*Exercise task*. Would you return the complete listing below word for word?

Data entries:

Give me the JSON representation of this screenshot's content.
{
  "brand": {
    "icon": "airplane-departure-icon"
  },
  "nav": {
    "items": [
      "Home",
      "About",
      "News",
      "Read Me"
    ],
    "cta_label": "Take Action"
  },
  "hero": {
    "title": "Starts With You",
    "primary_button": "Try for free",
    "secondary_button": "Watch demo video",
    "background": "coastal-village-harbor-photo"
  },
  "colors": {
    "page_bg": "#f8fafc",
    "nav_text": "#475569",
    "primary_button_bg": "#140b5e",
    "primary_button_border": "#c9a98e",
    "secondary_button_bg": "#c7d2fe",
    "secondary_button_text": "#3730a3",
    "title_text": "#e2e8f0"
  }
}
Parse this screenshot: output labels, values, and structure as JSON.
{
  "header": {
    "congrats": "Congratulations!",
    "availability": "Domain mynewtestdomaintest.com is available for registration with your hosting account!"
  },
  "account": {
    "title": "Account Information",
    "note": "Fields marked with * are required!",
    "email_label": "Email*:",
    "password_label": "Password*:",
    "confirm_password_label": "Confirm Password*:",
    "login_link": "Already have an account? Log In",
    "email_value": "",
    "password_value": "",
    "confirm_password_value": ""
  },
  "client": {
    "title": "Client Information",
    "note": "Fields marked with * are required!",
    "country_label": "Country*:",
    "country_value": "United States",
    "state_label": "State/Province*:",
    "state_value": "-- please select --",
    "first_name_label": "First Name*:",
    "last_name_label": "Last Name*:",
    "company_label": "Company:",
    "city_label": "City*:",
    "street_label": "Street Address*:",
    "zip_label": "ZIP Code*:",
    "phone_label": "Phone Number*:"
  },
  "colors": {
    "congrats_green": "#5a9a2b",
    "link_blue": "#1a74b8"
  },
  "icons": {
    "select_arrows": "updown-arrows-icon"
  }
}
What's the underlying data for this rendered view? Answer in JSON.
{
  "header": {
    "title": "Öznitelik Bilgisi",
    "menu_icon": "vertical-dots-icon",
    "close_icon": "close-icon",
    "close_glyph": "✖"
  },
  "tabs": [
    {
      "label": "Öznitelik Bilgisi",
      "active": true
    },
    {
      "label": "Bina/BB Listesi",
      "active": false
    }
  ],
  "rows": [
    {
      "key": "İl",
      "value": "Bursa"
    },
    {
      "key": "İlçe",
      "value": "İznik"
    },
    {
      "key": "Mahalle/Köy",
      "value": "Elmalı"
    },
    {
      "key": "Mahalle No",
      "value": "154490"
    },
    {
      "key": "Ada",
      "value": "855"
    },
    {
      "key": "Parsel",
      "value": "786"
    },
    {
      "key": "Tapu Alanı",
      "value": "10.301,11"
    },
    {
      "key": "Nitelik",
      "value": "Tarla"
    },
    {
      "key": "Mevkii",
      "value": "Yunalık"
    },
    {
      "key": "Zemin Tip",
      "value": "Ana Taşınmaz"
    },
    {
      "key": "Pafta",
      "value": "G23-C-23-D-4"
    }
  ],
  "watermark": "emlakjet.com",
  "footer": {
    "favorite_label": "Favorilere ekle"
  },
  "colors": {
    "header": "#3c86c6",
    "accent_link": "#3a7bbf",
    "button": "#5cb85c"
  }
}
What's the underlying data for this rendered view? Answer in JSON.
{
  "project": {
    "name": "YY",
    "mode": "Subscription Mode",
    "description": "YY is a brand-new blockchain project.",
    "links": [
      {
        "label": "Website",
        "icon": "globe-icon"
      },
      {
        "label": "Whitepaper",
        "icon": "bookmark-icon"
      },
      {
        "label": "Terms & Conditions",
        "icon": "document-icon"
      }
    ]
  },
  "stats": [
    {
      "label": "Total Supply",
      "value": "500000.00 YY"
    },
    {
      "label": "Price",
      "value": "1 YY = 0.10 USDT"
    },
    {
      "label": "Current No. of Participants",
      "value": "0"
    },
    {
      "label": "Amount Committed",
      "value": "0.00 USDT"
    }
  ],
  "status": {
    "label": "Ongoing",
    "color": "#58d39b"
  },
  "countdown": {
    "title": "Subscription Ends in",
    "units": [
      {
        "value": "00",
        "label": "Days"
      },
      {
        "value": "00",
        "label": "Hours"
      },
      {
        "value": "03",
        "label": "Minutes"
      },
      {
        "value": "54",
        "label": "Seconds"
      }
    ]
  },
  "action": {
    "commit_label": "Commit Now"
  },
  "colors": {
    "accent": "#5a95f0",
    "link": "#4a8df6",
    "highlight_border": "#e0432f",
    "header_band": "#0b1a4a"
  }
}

*Written response*.
Give me the JSON representation of this screenshot's content.
{
  "brand": {
    "icon": "airplane-departure-icon"
  },
  "nav": {
    "items": [
      "Home",
      "About",
      "News",
      "Read Me"
    ],
    "cta_label": "Take Action"
  },
  "hero": {
    "title": "Starts With You",
    "primary_button": "Try for free",
    "secondary_button": "Watch demo video",
    "background": "coastal-village-harbor-photo"
  },
  "colors": {
    "page_bg": "#f8fafc",
    "nav_text": "#475569",
    "primary_button_bg": "#140b5e",
    "primary_button_border": "#c9a98e",
    "secondary_button_bg": "#c7d2fe",
    "secondary_button_text": "#3730a3",
    "title_text": "#e2e8f0"
  }
}
Parse this screenshot: output labels, values, and structure as JSON.
{
  "header": {
    "congrats": "Congratulations!",
    "availability": "Domain mynewtestdomaintest.com is available for registration with your hosting account!"
  },
  "account": {
    "title": "Account Information",
    "note": "Fields marked with * are required!",
    "email_label": "Email*:",
    "password_label": "Password*:",
    "confirm_password_label": "Confirm Password*:",
    "login_link": "Already have an account? Log In",
    "email_value": "",
    "password_value": "",
    "confirm_password_value": ""
  },
  "client": {
    "title": "Client Information",
    "note": "Fields marked with * are required!",
    "country_label": "Country*:",
    "country_value": "United States",
    "state_label": "State/Province*:",
    "state_value": "-- please select --",
    "first_name_label": "First Name*:",
    "last_name_label": "Last Name*:",
    "company_label": "Company:",
    "city_label": "City*:",
    "street_label": "Street Address*:",
    "zip_label": "ZIP Code*:",
    "phone_label": "Phone Number*:"
  },
  "colors": {
    "congrats_green": "#5a9a2b",
    "link_blue": "#1a74b8"
  },
  "icons": {
    "select_arrows": "updown-arrows-icon"
  }
}
What's the underlying data for this rendered view? Answer in JSON.
{
  "header": {
    "title": "Öznitelik Bilgisi",
    "menu_icon": "vertical-dots-icon",
    "close_icon": "close-icon",
    "close_glyph": "✖"
  },
  "tabs": [
    {
      "label": "Öznitelik Bilgisi",
      "active": true
    },
    {
      "label": "Bina/BB Listesi",
      "active": false
    }
  ],
  "rows": [
    {
      "key": "İl",
      "value": "Bursa"
    },
    {
      "key": "İlçe",
      "value": "İznik"
    },
    {
      "key": "Mahalle/Köy",
      "value": "Elmalı"
    },
    {
      "key": "Mahalle No",
      "value": "154490"
    },
    {
      "key": "Ada",
      "value": "855"
    },
    {
      "key": "Parsel",
      "value": "786"
    },
    {
      "key": "Tapu Alanı",
      "value": "10.301,11"
    },
    {
      "key": "Nitelik",
      "value": "Tarla"
    },
    {
      "key": "Mevkii",
      "value": "Yunalık"
    },
    {
      "key": "Zemin Tip",
      "value": "Ana Taşınmaz"
    },
    {
      "key": "Pafta",
      "value": "G23-C-23-D-4"
    }
  ],
  "watermark": "emlakjet.com",
  "footer": {
    "favorite_label": "Favorilere ekle"
  },
  "colors": {
    "header": "#3c86c6",
    "accent_link": "#3a7bbf",
    "button": "#5cb85c"
  }
}
What's the underlying data for this rendered view? Answer in JSON.
{
  "project": {
    "name": "YY",
    "mode": "Subscription Mode",
    "description": "YY is a brand-new blockchain project.",
    "links": [
      {
        "label": "Website",
        "icon": "globe-icon"
      },
      {
        "label": "Whitepaper",
        "icon": "bookmark-icon"
      },
      {
        "label": "Terms & Conditions",
        "icon": "document-icon"
      }
    ]
  },
  "stats": [
    {
      "label": "Total Supply",
      "value": "500000.00 YY"
    },
    {
      "label": "Price",
      "value": "1 YY = 0.10 USDT"
    },
    {
      "label": "Current No. of Participants",
      "value": "0"
    },
    {
      "label": "Amount Committed",
      "value": "0.00 USDT"
    }
  ],
  "status": {
    "label": "Ongoing",
    "color": "#58d39b"
  },
  "countdown": {
    "title": "Subscription Ends in",
    "units": [
      {
        "value": "00",
        "label": "Days"
      },
      {
        "value": "00",
        "label": "Hours"
      },
      {
        "value": "03",
        "label": "Minutes"
      },
      {
        "value": "54",
        "label": "Seconds"
      }
    ]
  },
  "action": {
    "commit_label": "Commit Now"
  },
  "colors": {
    "accent": "#5a95f0",
    "link": "#4a8df6",
    "highlight_border": "#e0432f",
    "header_band": "#0b1a4a"
  }
}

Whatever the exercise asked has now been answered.